═══ GIVEN DATA

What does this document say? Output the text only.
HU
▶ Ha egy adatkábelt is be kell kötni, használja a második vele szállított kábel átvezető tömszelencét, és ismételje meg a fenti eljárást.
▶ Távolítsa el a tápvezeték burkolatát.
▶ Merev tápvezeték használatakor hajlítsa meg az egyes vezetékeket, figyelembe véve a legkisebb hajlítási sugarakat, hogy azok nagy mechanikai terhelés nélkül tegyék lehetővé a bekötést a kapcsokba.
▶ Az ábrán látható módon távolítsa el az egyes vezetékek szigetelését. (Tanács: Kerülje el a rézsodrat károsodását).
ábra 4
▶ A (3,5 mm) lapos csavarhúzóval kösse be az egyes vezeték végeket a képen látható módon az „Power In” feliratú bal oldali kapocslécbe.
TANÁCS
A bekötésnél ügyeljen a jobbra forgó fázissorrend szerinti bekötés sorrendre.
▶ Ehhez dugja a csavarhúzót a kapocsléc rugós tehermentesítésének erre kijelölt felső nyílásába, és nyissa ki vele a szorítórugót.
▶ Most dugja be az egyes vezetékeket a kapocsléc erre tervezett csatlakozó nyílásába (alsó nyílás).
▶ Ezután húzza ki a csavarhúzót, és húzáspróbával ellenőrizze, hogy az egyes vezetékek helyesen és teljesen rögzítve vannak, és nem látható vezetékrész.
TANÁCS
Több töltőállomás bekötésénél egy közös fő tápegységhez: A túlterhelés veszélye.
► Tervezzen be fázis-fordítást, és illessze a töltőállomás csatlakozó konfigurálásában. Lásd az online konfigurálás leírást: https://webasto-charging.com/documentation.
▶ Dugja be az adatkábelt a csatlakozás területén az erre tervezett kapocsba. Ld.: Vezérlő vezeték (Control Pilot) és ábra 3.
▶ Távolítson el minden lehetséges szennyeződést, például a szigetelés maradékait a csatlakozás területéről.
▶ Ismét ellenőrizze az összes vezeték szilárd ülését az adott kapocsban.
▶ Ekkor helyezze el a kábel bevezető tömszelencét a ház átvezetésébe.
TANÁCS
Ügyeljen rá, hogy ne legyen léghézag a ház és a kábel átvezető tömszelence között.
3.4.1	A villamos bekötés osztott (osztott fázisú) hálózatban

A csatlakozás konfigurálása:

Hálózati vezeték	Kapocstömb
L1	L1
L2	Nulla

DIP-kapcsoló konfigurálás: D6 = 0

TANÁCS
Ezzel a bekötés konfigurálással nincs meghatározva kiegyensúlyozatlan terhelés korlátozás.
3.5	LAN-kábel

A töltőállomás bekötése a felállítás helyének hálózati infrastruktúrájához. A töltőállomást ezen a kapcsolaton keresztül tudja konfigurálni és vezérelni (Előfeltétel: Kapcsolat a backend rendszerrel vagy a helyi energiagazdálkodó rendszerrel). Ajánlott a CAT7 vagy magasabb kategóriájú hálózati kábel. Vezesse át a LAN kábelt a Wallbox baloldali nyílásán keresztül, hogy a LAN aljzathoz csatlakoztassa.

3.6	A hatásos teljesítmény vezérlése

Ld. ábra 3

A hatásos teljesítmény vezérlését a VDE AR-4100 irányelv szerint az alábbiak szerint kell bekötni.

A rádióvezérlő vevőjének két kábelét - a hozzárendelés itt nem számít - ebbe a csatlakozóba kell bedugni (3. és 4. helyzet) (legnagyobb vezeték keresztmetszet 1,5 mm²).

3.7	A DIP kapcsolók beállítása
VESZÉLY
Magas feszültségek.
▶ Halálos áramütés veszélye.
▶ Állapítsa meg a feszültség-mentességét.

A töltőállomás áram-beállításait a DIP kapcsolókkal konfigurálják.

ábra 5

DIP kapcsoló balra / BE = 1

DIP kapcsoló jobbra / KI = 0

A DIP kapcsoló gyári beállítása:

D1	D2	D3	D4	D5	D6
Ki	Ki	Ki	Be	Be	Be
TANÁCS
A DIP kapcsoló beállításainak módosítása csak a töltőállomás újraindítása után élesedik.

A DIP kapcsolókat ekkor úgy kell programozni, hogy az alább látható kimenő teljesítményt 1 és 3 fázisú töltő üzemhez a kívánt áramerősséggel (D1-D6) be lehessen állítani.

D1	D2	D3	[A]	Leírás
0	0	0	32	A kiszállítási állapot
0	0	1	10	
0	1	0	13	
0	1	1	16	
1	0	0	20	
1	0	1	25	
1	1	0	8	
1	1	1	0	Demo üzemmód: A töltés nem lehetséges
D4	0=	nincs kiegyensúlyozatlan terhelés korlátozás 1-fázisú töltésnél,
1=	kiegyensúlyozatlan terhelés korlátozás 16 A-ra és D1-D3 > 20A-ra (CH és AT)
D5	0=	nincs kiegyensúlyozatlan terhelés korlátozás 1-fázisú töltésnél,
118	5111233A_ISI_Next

══════

Extract every record. Keep wording exact.

What does this document say? Output the text only.
HU
▶ Ha egy adatkábelt is be kell kötni, használja a második vele szállított kábel átvezető tömszelencét, és ismételje meg a fenti eljárást.
▶ Távolítsa el a tápvezeték burkolatát.
▶ Merev tápvezeték használatakor hajlítsa meg az egyes vezetékeket, figyelembe véve a legkisebb hajlítási sugarakat, hogy azok nagy mechanikai terhelés nélkül tegyék lehetővé a bekötést a kapcsokba.
▶ Az ábrán látható módon távolítsa el az egyes vezetékek szigetelését. (Tanács: Kerülje el a rézsodrat károsodását).
ábra 4
▶ A (3,5 mm) lapos csavarhúzóval kösse be az egyes vezeték végeket a képen látható módon az „Power In” feliratú bal oldali kapocslécbe.
TANÁCS
A bekötésnél ügyeljen a jobbra forgó fázissorrend szerinti bekötés sorrendre.
▶ Ehhez dugja a csavarhúzót a kapocsléc rugós tehermentesítésének erre kijelölt felső nyílásába, és nyissa ki vele a szorítórugót.
▶ Most dugja be az egyes vezetékeket a kapocsléc erre tervezett csatlakozó nyílásába (alsó nyílás).
▶ Ezután húzza ki a csavarhúzót, és húzáspróbával ellenőrizze, hogy az egyes vezetékek helyesen és teljesen rögzítve vannak, és nem látható vezetékrész.
TANÁCS
Több töltőállomás bekötésénél egy közös fő tápegységhez: A túlterhelés veszélye.
► Tervezzen be fázis-fordítást, és illessze a töltőállomás csatlakozó konfigurálásában. Lásd az online konfigurálás leírást: https://webasto-charging.com/documentation.
▶ Dugja be az adatkábelt a csatlakozás területén az erre tervezett kapocsba. Ld.: Vezérlő vezeték (Control Pilot) és ábra 3.
▶ Távolítson el minden lehetséges szennyeződést, például a szigetelés maradékait a csatlakozás területéről.
▶ Ismét ellenőrizze az összes vezeték szilárd ülését az adott kapocsban.
▶ Ekkor helyezze el a kábel bevezető tömszelencét a ház átvezetésébe.
TANÁCS
Ügyeljen rá, hogy ne legyen léghézag a ház és a kábel átvezető tömszelence között.
3.4.1	A villamos bekötés osztott (osztott fázisú) hálózatban

A csatlakozás konfigurálása:

Hálózati vezeték	Kapocstömb
L1	L1
L2	Nulla

DIP-kapcsoló konfigurálás: D6 = 0

TANÁCS
Ezzel a bekötés konfigurálással nincs meghatározva kiegyensúlyozatlan terhelés korlátozás.
3.5	LAN-kábel

A töltőállomás bekötése a felállítás helyének hálózati infrastruktúrájához. A töltőállomást ezen a kapcsolaton keresztül tudja konfigurálni és vezérelni (Előfeltétel: Kapcsolat a backend rendszerrel vagy a helyi energiagazdálkodó rendszerrel). Ajánlott a CAT7 vagy magasabb kategóriájú hálózati kábel. Vezesse át a LAN kábelt a Wallbox baloldali nyílásán keresztül, hogy a LAN aljzathoz csatlakoztassa.

3.6	A hatásos teljesítmény vezérlése

Ld. ábra 3

A hatásos teljesítmény vezérlését a VDE AR-4100 irányelv szerint az alábbiak szerint kell bekötni.

A rádióvezérlő vevőjének két kábelét - a hozzárendelés itt nem számít - ebbe a csatlakozóba kell bedugni (3. és 4. helyzet) (legnagyobb vezeték keresztmetszet 1,5 mm²).

3.7	A DIP kapcsolók beállítása
VESZÉLY
Magas feszültségek.
▶ Halálos áramütés veszélye.
▶ Állapítsa meg a feszültség-mentességét.

A töltőállomás áram-beállításait a DIP kapcsolókkal konfigurálják.

ábra 5

DIP kapcsoló balra / BE = 1

DIP kapcsoló jobbra / KI = 0

A DIP kapcsoló gyári beállítása:

D1	D2	D3	D4	D5	D6
Ki	Ki	Ki	Be	Be	Be
TANÁCS
A DIP kapcsoló beállításainak módosítása csak a töltőállomás újraindítása után élesedik.

A DIP kapcsolókat ekkor úgy kell programozni, hogy az alább látható kimenő teljesítményt 1 és 3 fázisú töltő üzemhez a kívánt áramerősséggel (D1-D6) be lehessen állítani.

D1	D2	D3	[A]	Leírás
0	0	0	32	A kiszállítási állapot
0	0	1	10	
0	1	0	13	
0	1	1	16	
1	0	0	20	
1	0	1	25	
1	1	0	8	
1	1	1	0	Demo üzemmód: A töltés nem lehetséges
D4	0=	nincs kiegyensúlyozatlan terhelés korlátozás 1-fázisú töltésnél,
1=	kiegyensúlyozatlan terhelés korlátozás 16 A-ra és D1-D3 > 20A-ra (CH és AT)
D5	0=	nincs kiegyensúlyozatlan terhelés korlátozás 1-fázisú töltésnél,
118	5111233A_ISI_Next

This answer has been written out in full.